__Prompt__. Copy every one of the records below word for word, leaving out the pictures.

╭─ Material shown

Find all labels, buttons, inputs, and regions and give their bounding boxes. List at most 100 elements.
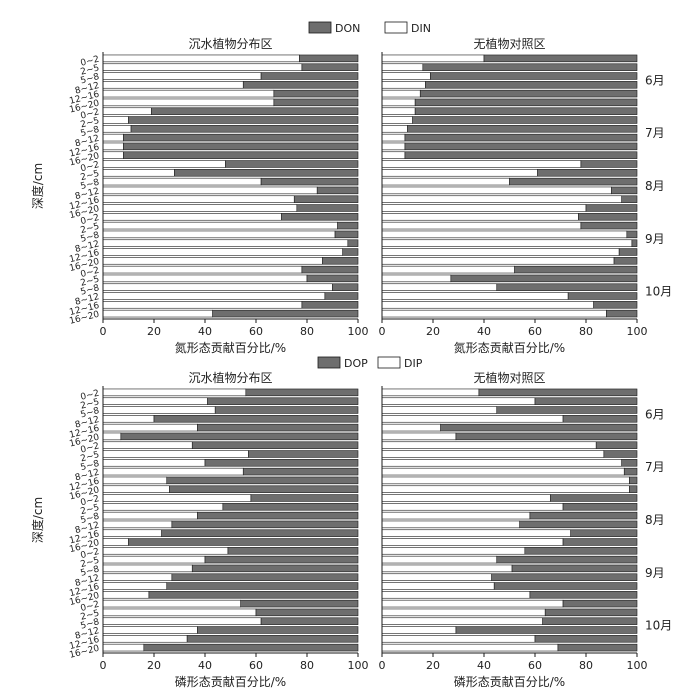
bar-din-22 [381, 239, 633, 247]
x-tick-label: 100 [348, 325, 369, 338]
bar-dop-16 [171, 520, 359, 529]
bar-dop-21 [191, 564, 359, 573]
x-tick-label: 0 [379, 659, 386, 672]
x-axis-label: 氮形态贡献百分比/% [454, 340, 565, 355]
legend-swatch-dop [317, 356, 341, 369]
legend-swatch-din [384, 21, 408, 34]
bar-don-29 [301, 301, 359, 309]
x-tick-label: 20 [147, 325, 161, 338]
bar-dop-26 [544, 608, 638, 617]
x-tick-label: 0 [100, 659, 107, 672]
bar-don-13 [580, 160, 638, 168]
x-tick-label: 20 [147, 659, 161, 672]
bar-dop-14 [562, 503, 638, 511]
y-tick-label: 2~5 [80, 63, 101, 77]
bar-din-8 [381, 116, 413, 124]
bar-dip-23 [102, 582, 168, 590]
bar-dop-1 [478, 388, 638, 397]
bar-dip-17 [381, 529, 571, 537]
bar-don-7 [151, 107, 359, 115]
y-tick-label: 5~8 [80, 283, 101, 297]
bar-dop-25 [562, 599, 638, 608]
bar-din-24 [102, 257, 323, 265]
bar-don-23 [342, 248, 359, 256]
bar-din-28 [381, 292, 569, 300]
bar-din-23 [102, 248, 343, 256]
bar-don-15 [509, 177, 638, 186]
bar-dip-22 [102, 573, 173, 581]
month-label: 9月 [645, 232, 665, 246]
bar-din-12 [102, 151, 124, 159]
y-tick-label: 5~8 [80, 178, 101, 192]
bar-dop-29 [534, 635, 638, 643]
bar-dop-5 [197, 423, 359, 432]
bar-din-11 [381, 142, 406, 151]
y-tick-label: 2~5 [80, 397, 101, 411]
bar-dop-14 [222, 503, 359, 511]
bar-dip-25 [381, 599, 564, 608]
bar-don-23 [618, 248, 638, 256]
bar-dip-21 [102, 564, 193, 573]
bar-dop-29 [186, 635, 359, 643]
bar-din-15 [381, 177, 510, 186]
bar-din-14 [102, 169, 175, 177]
bar-don-26 [450, 274, 638, 283]
bar-dip-12 [381, 485, 630, 493]
x-tick-label: 0 [379, 325, 386, 338]
bar-dop-30 [557, 643, 638, 652]
bar-dop-6 [120, 432, 359, 441]
bar-dip-6 [102, 432, 122, 441]
bar-din-23 [381, 248, 620, 256]
bar-dop-20 [204, 555, 359, 564]
y-tick-label: 5~8 [80, 406, 101, 420]
x-tick-label: 60 [528, 659, 542, 672]
x-tick-label: 40 [477, 659, 491, 672]
bar-din-9 [381, 125, 408, 133]
bar-din-20 [381, 221, 582, 230]
bar-don-1 [299, 54, 359, 63]
bar-din-17 [381, 195, 622, 203]
bar-dip-4 [102, 415, 155, 423]
y-tick-label: 5~8 [80, 564, 101, 578]
bar-don-10 [404, 133, 638, 142]
bar-don-18 [585, 204, 638, 212]
bar-dop-13 [549, 494, 638, 502]
bar-din-25 [102, 265, 303, 274]
bar-din-2 [102, 63, 303, 71]
y-tick-label: 0~2 [80, 389, 101, 403]
bar-dip-8 [381, 450, 605, 458]
bar-don-12 [123, 151, 359, 159]
bar-dop-18 [562, 538, 638, 546]
x-tick-label: 20 [426, 659, 440, 672]
bar-dip-4 [381, 415, 564, 423]
bar-din-19 [381, 213, 579, 221]
bar-dip-25 [102, 599, 241, 608]
bar-dip-18 [102, 538, 129, 546]
bar-din-21 [102, 230, 336, 239]
bar-dip-17 [102, 529, 162, 537]
x-tick-label: 100 [627, 325, 648, 338]
bar-dip-15 [381, 511, 531, 520]
bar-dip-24 [381, 591, 531, 599]
x-tick-label: 60 [249, 659, 263, 672]
month-label: 8月 [645, 513, 665, 527]
bar-din-3 [102, 72, 262, 80]
bar-don-8 [128, 116, 359, 124]
bar-dop-15 [529, 511, 638, 520]
y-tick-label: 0~2 [80, 160, 101, 174]
bar-dop-15 [197, 511, 359, 520]
y-tick-label: 5~8 [80, 72, 101, 86]
legend-label: DIP [404, 357, 423, 370]
bar-dip-29 [381, 635, 536, 643]
y-tick-label: 0~2 [80, 55, 101, 69]
bar-din-26 [381, 274, 452, 283]
bar-dop-7 [595, 441, 638, 449]
y-tick-label: 2~5 [80, 556, 101, 570]
bar-dip-20 [102, 555, 206, 564]
bar-dip-30 [381, 643, 559, 652]
month-label: 7月 [645, 460, 665, 474]
month-label: 9月 [645, 566, 665, 580]
x-tick-label: 100 [627, 659, 648, 672]
y-axis-label: 深度/cm [30, 163, 45, 209]
bar-don-26 [306, 274, 359, 283]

╰─

__Written response__.
Find all labels, buttons, inputs, and regions and give their bounding boxes. List at most 100 elements.
bar-din-22 [381, 239, 633, 247]
x-tick-label: 100 [348, 325, 369, 338]
bar-dop-16 [171, 520, 359, 529]
bar-dop-21 [191, 564, 359, 573]
x-tick-label: 0 [379, 659, 386, 672]
x-axis-label: 氮形态贡献百分比/% [454, 340, 565, 355]
legend-swatch-dop [317, 356, 341, 369]
legend-swatch-din [384, 21, 408, 34]
bar-don-29 [301, 301, 359, 309]
x-tick-label: 20 [147, 325, 161, 338]
bar-dop-26 [544, 608, 638, 617]
x-tick-label: 0 [100, 659, 107, 672]
bar-don-13 [580, 160, 638, 168]
x-tick-label: 20 [147, 659, 161, 672]
bar-dop-14 [562, 503, 638, 511]
y-tick-label: 2~5 [80, 63, 101, 77]
bar-din-8 [381, 116, 413, 124]
bar-dip-23 [102, 582, 168, 590]
bar-dop-1 [478, 388, 638, 397]
bar-dip-17 [381, 529, 571, 537]
bar-don-7 [151, 107, 359, 115]
y-tick-label: 5~8 [80, 283, 101, 297]
bar-dop-25 [562, 599, 638, 608]
bar-din-24 [102, 257, 323, 265]
bar-don-23 [342, 248, 359, 256]
bar-din-28 [381, 292, 569, 300]
bar-din-23 [102, 248, 343, 256]
bar-don-15 [509, 177, 638, 186]
bar-dip-22 [102, 573, 173, 581]
month-label: 9月 [645, 232, 665, 246]
bar-din-12 [102, 151, 124, 159]
y-tick-label: 5~8 [80, 178, 101, 192]
bar-dop-29 [534, 635, 638, 643]
bar-dop-5 [197, 423, 359, 432]
bar-din-11 [381, 142, 406, 151]
y-tick-label: 2~5 [80, 397, 101, 411]
bar-dop-14 [222, 503, 359, 511]
bar-dip-25 [381, 599, 564, 608]
bar-don-23 [618, 248, 638, 256]
bar-dip-21 [102, 564, 193, 573]
bar-dop-29 [186, 635, 359, 643]
bar-din-15 [381, 177, 510, 186]
bar-din-14 [102, 169, 175, 177]
bar-don-26 [450, 274, 638, 283]
bar-dip-12 [381, 485, 630, 493]
x-tick-label: 0 [379, 325, 386, 338]
bar-dop-30 [557, 643, 638, 652]
bar-dop-6 [120, 432, 359, 441]
bar-dip-6 [102, 432, 122, 441]
bar-din-23 [381, 248, 620, 256]
bar-dop-20 [204, 555, 359, 564]
y-tick-label: 5~8 [80, 406, 101, 420]
x-tick-label: 60 [528, 659, 542, 672]
x-tick-label: 40 [477, 659, 491, 672]
bar-din-9 [381, 125, 408, 133]
bar-din-20 [381, 221, 582, 230]
bar-don-1 [299, 54, 359, 63]
bar-din-17 [381, 195, 622, 203]
bar-dip-4 [102, 415, 155, 423]
y-tick-label: 5~8 [80, 564, 101, 578]
bar-don-10 [404, 133, 638, 142]
bar-don-18 [585, 204, 638, 212]
bar-dop-13 [549, 494, 638, 502]
bar-din-25 [102, 265, 303, 274]
bar-din-2 [102, 63, 303, 71]
y-tick-label: 0~2 [80, 389, 101, 403]
bar-dip-8 [381, 450, 605, 458]
bar-don-12 [123, 151, 359, 159]
bar-dop-18 [562, 538, 638, 546]
x-tick-label: 20 [426, 659, 440, 672]
bar-dip-4 [381, 415, 564, 423]
bar-din-19 [381, 213, 579, 221]
bar-dip-25 [102, 599, 241, 608]
bar-dip-18 [102, 538, 129, 546]
bar-din-21 [102, 230, 336, 239]
bar-dip-17 [102, 529, 162, 537]
x-tick-label: 100 [627, 325, 648, 338]
bar-dip-15 [381, 511, 531, 520]
bar-dip-24 [381, 591, 531, 599]
x-tick-label: 60 [249, 659, 263, 672]
month-label: 8月 [645, 513, 665, 527]
bar-din-3 [102, 72, 262, 80]
bar-don-8 [128, 116, 359, 124]
bar-dop-15 [529, 511, 638, 520]
y-tick-label: 0~2 [80, 160, 101, 174]
bar-dop-15 [197, 511, 359, 520]
y-tick-label: 5~8 [80, 72, 101, 86]
legend-label: DIP [404, 357, 423, 370]
bar-dip-29 [381, 635, 536, 643]
y-tick-label: 0~2 [80, 55, 101, 69]
bar-din-26 [381, 274, 452, 283]
bar-dop-7 [595, 441, 638, 449]
y-tick-label: 2~5 [80, 556, 101, 570]
bar-dip-20 [102, 555, 206, 564]
bar-dip-30 [381, 643, 559, 652]
month-label: 7月 [645, 460, 665, 474]
month-label: 9月 [645, 566, 665, 580]
x-tick-label: 100 [627, 659, 648, 672]
y-axis-label: 深度/cm [30, 163, 45, 209]
bar-don-26 [306, 274, 359, 283]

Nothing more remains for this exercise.